AOBS Reunion Dinner Photos

Photos from the Association of Oldtime Barbell & Strongman Reunion. Bruce Wilhelm, Bill Seno and Carlo Dunlap were all honored at this year’s annual dinner.
http://contests.ironmanmagazine.com/pop_photoevent.cfm?EventID=6
Memorial Day Weekend
A whole lot of bodybuilding happening this weekend in Los Angeles. The legendary Mr. California contest will be at the Veteran’s Memorial Auditorium in Culver City on Saturday and the 75th Anniversary of Muscle beach will be held on Monday the 23rd. Both events have personal significance for me. In the late 60’s I was a competitor in both the Mr. California and the various bodybuilding events held at Muscle Beach. In addition, one of the real highlights for me on Monday will be honoring Chet Yorton as he is inducted into the Muscle Beach Hall of Fame. Chet and I worked out at the same YMCA in Milwaukee Wisconsin while I was in college. See you there!

+---+

## [Problem set]
a: Answer these from the bodybuilding text:
(i) Which three people were honored at the annual AOBS dinner?
(ii) At what venue will the Mr. California contest be held?
(iii) Which hall of fame is Chet Yorton being inducted into?
b: Reproduce the stretch of the bodybuilding text from "http://contests.ironmanmagazine.com/pop_photoevent.cfm?EventID=6" through "See you there!" without any changes.

+---+

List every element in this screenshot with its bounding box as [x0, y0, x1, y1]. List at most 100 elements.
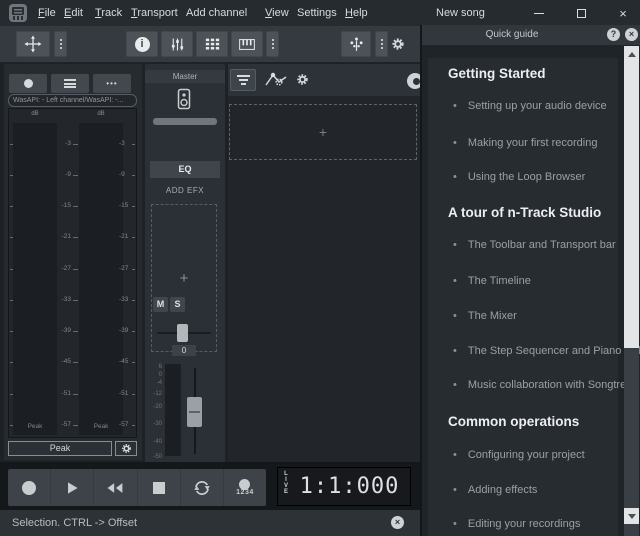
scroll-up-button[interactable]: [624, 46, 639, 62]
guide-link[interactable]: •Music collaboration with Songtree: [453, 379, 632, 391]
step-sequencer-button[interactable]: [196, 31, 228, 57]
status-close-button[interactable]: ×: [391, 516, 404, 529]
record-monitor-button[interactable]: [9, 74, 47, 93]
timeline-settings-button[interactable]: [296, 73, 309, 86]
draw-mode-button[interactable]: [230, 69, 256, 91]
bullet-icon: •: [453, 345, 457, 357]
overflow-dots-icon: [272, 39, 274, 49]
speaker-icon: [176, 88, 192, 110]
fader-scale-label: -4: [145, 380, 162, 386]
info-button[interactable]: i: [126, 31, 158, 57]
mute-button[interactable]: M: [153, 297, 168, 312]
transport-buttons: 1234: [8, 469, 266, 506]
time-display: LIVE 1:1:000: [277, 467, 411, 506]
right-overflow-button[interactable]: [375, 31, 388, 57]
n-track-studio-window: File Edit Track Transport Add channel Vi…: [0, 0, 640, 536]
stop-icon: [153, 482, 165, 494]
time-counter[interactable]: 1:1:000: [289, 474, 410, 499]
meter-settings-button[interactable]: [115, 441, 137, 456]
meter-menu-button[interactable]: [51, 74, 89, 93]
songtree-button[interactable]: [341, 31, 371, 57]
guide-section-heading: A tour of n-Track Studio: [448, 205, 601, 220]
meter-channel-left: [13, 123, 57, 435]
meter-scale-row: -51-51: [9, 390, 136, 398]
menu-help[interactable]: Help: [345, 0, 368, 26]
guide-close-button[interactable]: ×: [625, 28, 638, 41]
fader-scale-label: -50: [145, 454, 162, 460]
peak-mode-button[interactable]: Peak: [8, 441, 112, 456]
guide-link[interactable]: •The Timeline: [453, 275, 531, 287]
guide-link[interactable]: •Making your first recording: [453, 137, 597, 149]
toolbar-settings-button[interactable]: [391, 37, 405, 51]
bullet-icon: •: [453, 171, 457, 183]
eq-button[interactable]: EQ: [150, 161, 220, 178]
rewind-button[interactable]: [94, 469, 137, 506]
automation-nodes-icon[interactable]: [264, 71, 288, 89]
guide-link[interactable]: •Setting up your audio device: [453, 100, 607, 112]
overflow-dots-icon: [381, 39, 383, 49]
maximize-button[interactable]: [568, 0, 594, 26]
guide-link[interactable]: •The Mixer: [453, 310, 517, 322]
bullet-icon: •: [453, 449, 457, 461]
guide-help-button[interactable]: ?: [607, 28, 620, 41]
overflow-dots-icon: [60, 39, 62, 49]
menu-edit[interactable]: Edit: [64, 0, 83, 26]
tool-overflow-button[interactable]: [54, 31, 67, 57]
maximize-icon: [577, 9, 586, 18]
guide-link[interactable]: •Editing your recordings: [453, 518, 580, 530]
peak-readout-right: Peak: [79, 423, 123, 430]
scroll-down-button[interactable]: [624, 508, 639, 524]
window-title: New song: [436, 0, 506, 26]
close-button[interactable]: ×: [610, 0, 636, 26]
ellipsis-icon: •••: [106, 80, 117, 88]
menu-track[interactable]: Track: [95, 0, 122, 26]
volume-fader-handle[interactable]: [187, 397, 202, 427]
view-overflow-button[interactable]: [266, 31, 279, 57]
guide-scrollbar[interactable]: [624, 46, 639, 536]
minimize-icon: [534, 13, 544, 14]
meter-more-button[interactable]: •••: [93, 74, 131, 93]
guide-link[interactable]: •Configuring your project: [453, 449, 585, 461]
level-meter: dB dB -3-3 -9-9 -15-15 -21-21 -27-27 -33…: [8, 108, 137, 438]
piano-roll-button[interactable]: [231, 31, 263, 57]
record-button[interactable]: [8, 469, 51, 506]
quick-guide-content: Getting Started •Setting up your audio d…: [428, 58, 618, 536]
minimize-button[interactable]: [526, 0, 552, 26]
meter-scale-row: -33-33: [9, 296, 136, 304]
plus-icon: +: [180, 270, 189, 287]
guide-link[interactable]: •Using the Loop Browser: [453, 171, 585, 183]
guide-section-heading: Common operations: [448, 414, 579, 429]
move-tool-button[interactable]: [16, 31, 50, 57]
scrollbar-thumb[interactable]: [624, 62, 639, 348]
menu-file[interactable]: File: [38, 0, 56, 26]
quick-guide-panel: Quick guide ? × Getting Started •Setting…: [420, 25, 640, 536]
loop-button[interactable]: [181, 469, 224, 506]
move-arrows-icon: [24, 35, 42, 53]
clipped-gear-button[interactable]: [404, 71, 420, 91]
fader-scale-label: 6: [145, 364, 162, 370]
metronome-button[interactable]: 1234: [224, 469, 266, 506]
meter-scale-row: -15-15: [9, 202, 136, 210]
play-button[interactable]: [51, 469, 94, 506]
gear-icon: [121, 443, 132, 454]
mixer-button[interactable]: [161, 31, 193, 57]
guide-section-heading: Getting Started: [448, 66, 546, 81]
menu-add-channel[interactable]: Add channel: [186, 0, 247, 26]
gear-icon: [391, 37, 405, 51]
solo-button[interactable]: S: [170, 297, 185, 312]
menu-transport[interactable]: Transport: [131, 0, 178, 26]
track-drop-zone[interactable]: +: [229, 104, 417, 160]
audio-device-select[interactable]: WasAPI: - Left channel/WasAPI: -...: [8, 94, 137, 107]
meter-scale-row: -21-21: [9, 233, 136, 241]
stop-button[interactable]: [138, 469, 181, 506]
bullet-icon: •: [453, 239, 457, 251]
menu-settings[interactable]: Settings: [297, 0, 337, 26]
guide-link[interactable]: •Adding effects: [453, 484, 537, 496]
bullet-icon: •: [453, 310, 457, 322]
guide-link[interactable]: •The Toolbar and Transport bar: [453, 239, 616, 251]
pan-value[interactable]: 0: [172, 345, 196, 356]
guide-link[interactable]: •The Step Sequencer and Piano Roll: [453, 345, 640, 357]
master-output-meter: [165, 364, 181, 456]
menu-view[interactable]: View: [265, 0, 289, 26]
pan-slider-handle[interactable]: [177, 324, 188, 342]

+---+

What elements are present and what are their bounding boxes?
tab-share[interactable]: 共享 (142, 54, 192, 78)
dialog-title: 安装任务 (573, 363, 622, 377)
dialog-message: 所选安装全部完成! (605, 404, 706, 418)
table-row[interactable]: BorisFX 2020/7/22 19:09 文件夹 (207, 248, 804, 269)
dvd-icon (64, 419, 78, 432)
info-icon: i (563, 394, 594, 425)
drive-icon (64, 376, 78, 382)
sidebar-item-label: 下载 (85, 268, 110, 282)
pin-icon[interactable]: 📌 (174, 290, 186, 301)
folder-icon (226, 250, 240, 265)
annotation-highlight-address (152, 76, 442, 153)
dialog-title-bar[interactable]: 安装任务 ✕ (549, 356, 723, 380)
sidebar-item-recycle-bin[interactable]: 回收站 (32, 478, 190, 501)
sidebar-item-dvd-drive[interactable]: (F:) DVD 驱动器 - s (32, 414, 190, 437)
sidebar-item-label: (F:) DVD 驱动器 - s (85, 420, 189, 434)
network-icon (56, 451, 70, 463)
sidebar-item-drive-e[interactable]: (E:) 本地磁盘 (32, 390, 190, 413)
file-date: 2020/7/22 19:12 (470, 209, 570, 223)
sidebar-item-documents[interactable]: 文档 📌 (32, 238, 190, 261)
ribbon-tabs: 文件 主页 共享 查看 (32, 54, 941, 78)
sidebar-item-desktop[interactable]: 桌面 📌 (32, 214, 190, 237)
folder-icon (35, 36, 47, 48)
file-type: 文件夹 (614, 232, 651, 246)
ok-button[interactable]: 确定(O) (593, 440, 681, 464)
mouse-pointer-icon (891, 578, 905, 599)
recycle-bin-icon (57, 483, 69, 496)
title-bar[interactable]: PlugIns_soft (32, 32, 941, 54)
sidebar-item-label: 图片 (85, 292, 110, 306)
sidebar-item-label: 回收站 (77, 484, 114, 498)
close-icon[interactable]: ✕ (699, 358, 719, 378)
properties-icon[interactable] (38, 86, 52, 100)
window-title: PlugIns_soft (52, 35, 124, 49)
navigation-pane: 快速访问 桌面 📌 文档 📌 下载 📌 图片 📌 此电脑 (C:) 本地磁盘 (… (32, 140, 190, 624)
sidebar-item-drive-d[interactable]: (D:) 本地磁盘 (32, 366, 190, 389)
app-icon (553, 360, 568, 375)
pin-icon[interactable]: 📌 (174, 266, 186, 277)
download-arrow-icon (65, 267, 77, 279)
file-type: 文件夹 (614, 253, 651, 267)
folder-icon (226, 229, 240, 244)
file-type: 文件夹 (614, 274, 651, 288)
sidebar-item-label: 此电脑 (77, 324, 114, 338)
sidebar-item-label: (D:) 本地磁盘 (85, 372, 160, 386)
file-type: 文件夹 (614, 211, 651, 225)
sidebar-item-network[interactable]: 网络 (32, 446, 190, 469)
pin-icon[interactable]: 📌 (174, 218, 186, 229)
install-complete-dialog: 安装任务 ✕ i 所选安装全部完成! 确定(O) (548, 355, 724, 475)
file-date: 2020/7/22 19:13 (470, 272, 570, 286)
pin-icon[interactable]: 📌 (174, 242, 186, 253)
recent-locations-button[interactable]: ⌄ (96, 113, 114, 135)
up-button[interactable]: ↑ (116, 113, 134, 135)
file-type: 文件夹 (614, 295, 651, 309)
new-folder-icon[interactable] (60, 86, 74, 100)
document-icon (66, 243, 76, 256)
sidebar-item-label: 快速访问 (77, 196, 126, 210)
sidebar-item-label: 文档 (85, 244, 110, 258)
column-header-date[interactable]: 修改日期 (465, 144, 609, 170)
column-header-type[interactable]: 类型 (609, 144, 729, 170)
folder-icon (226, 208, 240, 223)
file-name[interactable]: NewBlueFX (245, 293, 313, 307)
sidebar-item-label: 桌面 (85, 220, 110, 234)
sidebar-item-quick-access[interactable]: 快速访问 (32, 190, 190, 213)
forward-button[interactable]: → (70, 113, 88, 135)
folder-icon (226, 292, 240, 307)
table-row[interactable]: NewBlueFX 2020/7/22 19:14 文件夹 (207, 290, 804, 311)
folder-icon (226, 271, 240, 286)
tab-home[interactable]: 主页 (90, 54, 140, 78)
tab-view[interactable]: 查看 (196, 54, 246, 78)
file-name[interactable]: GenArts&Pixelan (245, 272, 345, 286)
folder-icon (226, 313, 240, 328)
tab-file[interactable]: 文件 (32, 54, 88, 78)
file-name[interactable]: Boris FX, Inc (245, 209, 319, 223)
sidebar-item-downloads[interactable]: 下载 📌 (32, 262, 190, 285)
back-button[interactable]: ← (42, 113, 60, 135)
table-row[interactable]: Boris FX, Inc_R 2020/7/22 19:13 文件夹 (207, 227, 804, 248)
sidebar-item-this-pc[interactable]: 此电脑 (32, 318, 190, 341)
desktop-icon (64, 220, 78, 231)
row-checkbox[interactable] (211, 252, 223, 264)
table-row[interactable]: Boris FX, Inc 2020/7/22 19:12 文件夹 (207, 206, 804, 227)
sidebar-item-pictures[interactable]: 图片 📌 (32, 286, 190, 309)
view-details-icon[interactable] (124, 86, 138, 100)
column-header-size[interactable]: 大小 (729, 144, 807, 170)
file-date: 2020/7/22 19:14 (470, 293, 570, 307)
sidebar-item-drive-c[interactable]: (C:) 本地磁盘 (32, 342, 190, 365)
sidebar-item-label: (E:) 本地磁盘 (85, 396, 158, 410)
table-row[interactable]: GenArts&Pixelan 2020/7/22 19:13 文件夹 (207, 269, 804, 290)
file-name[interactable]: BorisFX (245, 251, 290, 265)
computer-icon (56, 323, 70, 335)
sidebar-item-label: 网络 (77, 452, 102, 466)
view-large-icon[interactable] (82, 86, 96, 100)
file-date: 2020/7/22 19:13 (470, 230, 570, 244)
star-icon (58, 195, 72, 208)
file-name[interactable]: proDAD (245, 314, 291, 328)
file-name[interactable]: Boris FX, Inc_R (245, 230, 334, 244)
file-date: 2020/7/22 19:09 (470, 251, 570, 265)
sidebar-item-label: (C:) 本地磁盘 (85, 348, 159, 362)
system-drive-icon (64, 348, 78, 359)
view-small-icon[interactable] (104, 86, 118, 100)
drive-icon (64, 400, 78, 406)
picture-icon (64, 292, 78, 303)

+---+

## [Answers for this exercise]
a:
(i) Bruce Wilhelm, Bill Seno and Carlo Dunlap
(ii) The Veteran's Memorial Auditorium in Culver City
(iii) The Muscle Beach Hall of Fame

b:
http://contests.ironmanmagazine.com/pop_photoevent.cfm?EventID=6
Memorial Day Weekend
A whole lot of bodybuilding happening this weekend in Los Angeles. The legendary Mr. California contest will be at the Veteran’s Memorial Auditorium in Culver City on Saturday and the 75th Anniversary of Muscle beach will be held on Monday the 23rd. Both events have personal significance for me. In the late 60’s I was a competitor in both the Mr. California and the various bodybuilding events held at Muscle Beach. In addition, one of the real highlights for me on Monday will be honoring Chet Yorton as he is inducted into the Muscle Beach Hall of Fame. Chet and I worked out at the same YMCA in Milwaukee Wisconsin while I was in college. See you there!